------ TASK MATERIAL ------

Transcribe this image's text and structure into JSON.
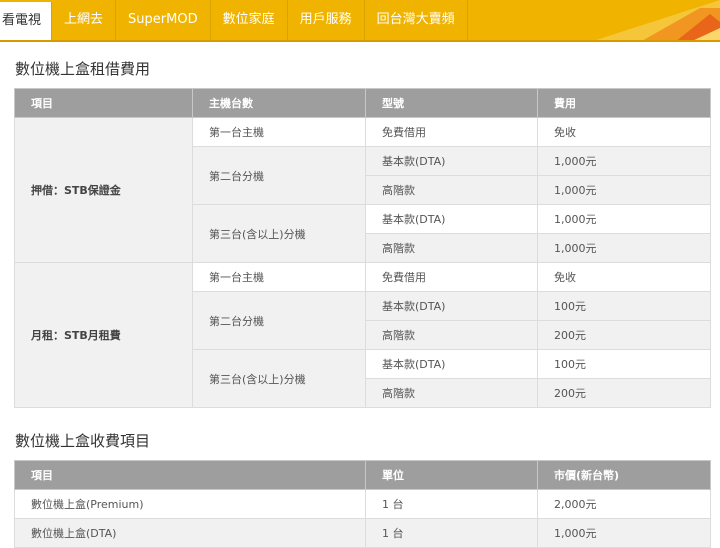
{
  "nav": {
    "tabs": [
      {
        "label": "看電視",
        "active": true
      },
      {
        "label": "上網去"
      },
      {
        "label": "SuperMOD"
      },
      {
        "label": "數位家庭"
      },
      {
        "label": "用戶服務"
      },
      {
        "label": "回台灣大賣頻"
      }
    ],
    "colors": {
      "bar": "#f0b400",
      "accent": "#e8651a"
    }
  },
  "rental": {
    "title": "數位機上盒租借費用",
    "headers": [
      "項目",
      "主機台數",
      "型號",
      "費用"
    ],
    "groups": [
      {
        "item": "押借：STB保證金",
        "units": [
          {
            "count": "第一台主機",
            "rows": [
              {
                "model": "免費借用",
                "fee": "免收"
              }
            ]
          },
          {
            "count": "第二台分機",
            "rows": [
              {
                "model": "基本款(DTA)",
                "fee": "1,000元"
              },
              {
                "model": "高階款",
                "fee": "1,000元"
              }
            ]
          },
          {
            "count": "第三台(含以上)分機",
            "rows": [
              {
                "model": "基本款(DTA)",
                "fee": "1,000元"
              },
              {
                "model": "高階款",
                "fee": "1,000元"
              }
            ]
          }
        ]
      },
      {
        "item": "月租：STB月租費",
        "units": [
          {
            "count": "第一台主機",
            "rows": [
              {
                "model": "免費借用",
                "fee": "免收"
              }
            ]
          },
          {
            "count": "第二台分機",
            "rows": [
              {
                "model": "基本款(DTA)",
                "fee": "100元"
              },
              {
                "model": "高階款",
                "fee": "200元"
              }
            ]
          },
          {
            "count": "第三台(含以上)分機",
            "rows": [
              {
                "model": "基本款(DTA)",
                "fee": "100元"
              },
              {
                "model": "高階款",
                "fee": "200元"
              }
            ]
          }
        ]
      }
    ]
  },
  "charges": {
    "title": "數位機上盒收費項目",
    "headers": [
      "項目",
      "單位",
      "市價(新台幣)"
    ],
    "rows": [
      {
        "item": "數位機上盒(Premium)",
        "unit": "1 台",
        "price": "2,000元"
      },
      {
        "item": "數位機上盒(DTA)",
        "unit": "1 台",
        "price": "1,000元"
      }
    ]
  }
}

------

JOB: Write out again every line above exactly as given; the pictures do not belong in the copy.

FULL ANSWER:
Transcribe this image's text and structure into JSON.
{
  "nav": {
    "tabs": [
      {
        "label": "看電視",
        "active": true
      },
      {
        "label": "上網去"
      },
      {
        "label": "SuperMOD"
      },
      {
        "label": "數位家庭"
      },
      {
        "label": "用戶服務"
      },
      {
        "label": "回台灣大賣頻"
      }
    ],
    "colors": {
      "bar": "#f0b400",
      "accent": "#e8651a"
    }
  },
  "rental": {
    "title": "數位機上盒租借費用",
    "headers": [
      "項目",
      "主機台數",
      "型號",
      "費用"
    ],
    "groups": [
      {
        "item": "押借：STB保證金",
        "units": [
          {
            "count": "第一台主機",
            "rows": [
              {
                "model": "免費借用",
                "fee": "免收"
              }
            ]
          },
          {
            "count": "第二台分機",
            "rows": [
              {
                "model": "基本款(DTA)",
                "fee": "1,000元"
              },
              {
                "model": "高階款",
                "fee": "1,000元"
              }
            ]
          },
          {
            "count": "第三台(含以上)分機",
            "rows": [
              {
                "model": "基本款(DTA)",
                "fee": "1,000元"
              },
              {
                "model": "高階款",
                "fee": "1,000元"
              }
            ]
          }
        ]
      },
      {
        "item": "月租：STB月租費",
        "units": [
          {
            "count": "第一台主機",
            "rows": [
              {
                "model": "免費借用",
                "fee": "免收"
              }
            ]
          },
          {
            "count": "第二台分機",
            "rows": [
              {
                "model": "基本款(DTA)",
                "fee": "100元"
              },
              {
                "model": "高階款",
                "fee": "200元"
              }
            ]
          },
          {
            "count": "第三台(含以上)分機",
            "rows": [
              {
                "model": "基本款(DTA)",
                "fee": "100元"
              },
              {
                "model": "高階款",
                "fee": "200元"
              }
            ]
          }
        ]
      }
    ]
  },
  "charges": {
    "title": "數位機上盒收費項目",
    "headers": [
      "項目",
      "單位",
      "市價(新台幣)"
    ],
    "rows": [
      {
        "item": "數位機上盒(Premium)",
        "unit": "1 台",
        "price": "2,000元"
      },
      {
        "item": "數位機上盒(DTA)",
        "unit": "1 台",
        "price": "1,000元"
      }
    ]
  }
}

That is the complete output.